**GIVEN PASSAGE**
┌────────
On 17/11/06, Anthere <Anthere9(a)yahoo.com> wrote:
Wouldn't
this be a good time to expand on specific visions for each of
the projects? If not here, then where? Nowhere? Or each community can
come up with its own?
Yes. Please develop charters for each project.
http://meta.wikimedia.org/wiki/Charte_Wikiquote_FR
OK. I wasn't aware of this, but I think it's a great idea.
By 'project' do we mean Wikiquote (all languages) or French Wikiquote, though?
Seems like
MediaWiki software development would be worth mentioning as
well, considering how important it is to the projects...
I am not convinced it should, given that MediaWiki developers wish to
maintain a certain independance (whether they succeed doing that is
another issue).
Hm... well I guess that is up to the dev's to some extent... but given
that they develop MediaWiki specifically in directions that serve
direct uses to Wikimedia projects...and that they are some of WMF's
paid employees...would it not make sense as a statement of support, if
not control?
Anyway my main
complaint is that I don't see how either of these
statements would prevent "wikistalk" being successfully proposed, or
how they explain why video game guides are inappropriate for
Wikibooks. Or why people shouldn't upload ten photos of their friends
and dog at Commons. Or why they shouldn't write about their school
teacher.
└────────
**WHAT THE TASK REQUIRES**
Write the next part of the mailing-list exchange about Wikimedia project visions and charters, starting after its final sentence. The material that comes next has no connection to the mailing-list exchange about Wikimedia project visions.

**INFORMATION SUPPLIED**
┌────────
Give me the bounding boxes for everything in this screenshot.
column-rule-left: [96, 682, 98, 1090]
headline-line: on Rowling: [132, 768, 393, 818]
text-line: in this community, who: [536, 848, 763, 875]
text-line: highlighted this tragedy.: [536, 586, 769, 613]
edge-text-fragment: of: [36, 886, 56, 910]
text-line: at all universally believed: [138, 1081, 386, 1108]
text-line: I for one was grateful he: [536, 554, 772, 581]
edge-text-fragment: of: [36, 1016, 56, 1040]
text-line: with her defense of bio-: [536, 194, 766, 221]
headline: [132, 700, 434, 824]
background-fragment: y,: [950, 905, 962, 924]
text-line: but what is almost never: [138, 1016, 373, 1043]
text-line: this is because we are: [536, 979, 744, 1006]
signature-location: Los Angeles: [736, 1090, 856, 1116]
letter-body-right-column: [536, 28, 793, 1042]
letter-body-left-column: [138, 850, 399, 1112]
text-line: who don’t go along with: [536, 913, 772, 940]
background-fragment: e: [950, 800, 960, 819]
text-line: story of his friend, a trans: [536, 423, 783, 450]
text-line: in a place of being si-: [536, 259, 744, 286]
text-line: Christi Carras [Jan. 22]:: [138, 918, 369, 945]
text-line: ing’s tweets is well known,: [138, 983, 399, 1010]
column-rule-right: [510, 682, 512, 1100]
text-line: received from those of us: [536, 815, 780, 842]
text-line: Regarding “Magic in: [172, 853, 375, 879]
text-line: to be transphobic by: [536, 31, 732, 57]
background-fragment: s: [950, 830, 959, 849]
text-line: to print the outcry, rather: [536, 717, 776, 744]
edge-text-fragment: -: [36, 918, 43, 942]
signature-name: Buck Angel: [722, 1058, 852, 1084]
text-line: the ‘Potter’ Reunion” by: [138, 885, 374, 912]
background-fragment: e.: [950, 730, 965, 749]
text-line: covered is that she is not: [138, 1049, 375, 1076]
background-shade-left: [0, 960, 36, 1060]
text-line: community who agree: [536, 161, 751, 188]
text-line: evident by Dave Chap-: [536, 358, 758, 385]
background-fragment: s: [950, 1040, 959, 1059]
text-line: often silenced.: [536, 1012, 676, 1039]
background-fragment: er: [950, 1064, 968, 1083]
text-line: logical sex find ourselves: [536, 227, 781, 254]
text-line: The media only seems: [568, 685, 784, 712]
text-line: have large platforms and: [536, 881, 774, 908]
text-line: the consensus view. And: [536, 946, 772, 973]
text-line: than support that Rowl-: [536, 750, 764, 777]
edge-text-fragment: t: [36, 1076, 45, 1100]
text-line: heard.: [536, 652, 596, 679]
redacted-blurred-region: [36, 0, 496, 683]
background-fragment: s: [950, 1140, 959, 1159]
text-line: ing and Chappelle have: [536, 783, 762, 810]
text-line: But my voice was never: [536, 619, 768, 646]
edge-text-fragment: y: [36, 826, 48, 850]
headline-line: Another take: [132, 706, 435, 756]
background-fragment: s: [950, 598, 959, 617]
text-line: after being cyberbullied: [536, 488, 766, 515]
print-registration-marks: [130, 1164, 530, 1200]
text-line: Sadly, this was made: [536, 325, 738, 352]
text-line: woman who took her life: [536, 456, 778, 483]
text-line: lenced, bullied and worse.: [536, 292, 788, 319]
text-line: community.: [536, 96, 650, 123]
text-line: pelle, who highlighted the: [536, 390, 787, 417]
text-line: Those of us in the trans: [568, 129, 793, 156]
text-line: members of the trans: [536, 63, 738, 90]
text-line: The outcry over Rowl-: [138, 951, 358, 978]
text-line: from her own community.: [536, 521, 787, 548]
└────────
**EXERCISE ANSWER**
Needs some adjective somewhere like EDUCATIONAL.
Ah...
Look Brianna. In french, there is a saying "you can not have the butter
and the money from the butter at the same time".
Editors are telling us all the time that the editorial policy should be
developped by community, NOT by the Foundation.
If in its statement, which is recorded in its *bylaws* the Foundation
somehow clarifies video games guides are not appropriate (I am forcing
the point here on purpose), then, the Foundation is setting up the
editorial policy.
OK...but there is a long precedent of the Foundation (well, actually:
Jimbo) setting editorial policy. Jimbo's opinion is frequently cited
in all manner of discussions and it was his direct intervention in
Wikibooks that WAS the whole videogame guides thing.
I do not think it should be this way. The way you ask
is
The Foundation decides to create a project and the project should follow
these exact rules.
Versus
The community decides to create a project with this goal, and the
Foundation likes the idea and decides to support it (or decide not to).
So...one of these statements should be about what the Foundation is or
is not willing to support, right?
I am trying to tie these statements to Erik's statement that these are
the things that would be cited in deciding if a new project should be
supported or not.
I think it would be not hard to get enough people to support a "Games
guide wiki". What, in these statements, explains why the WMF would
not support it?
What, in these statements, explains why the WMF would not support
Wikistalk? (
http://meta.wikimedia.org/wiki/Lookup_directory_wiki )
What, in these statements, explains why WMF would not support
Wikihowto, Wikipeople/Wikimorial , Wikiviews (opinions/reviews)? Is it
*only* the lack of community support, or is there something I don't
see in these statements?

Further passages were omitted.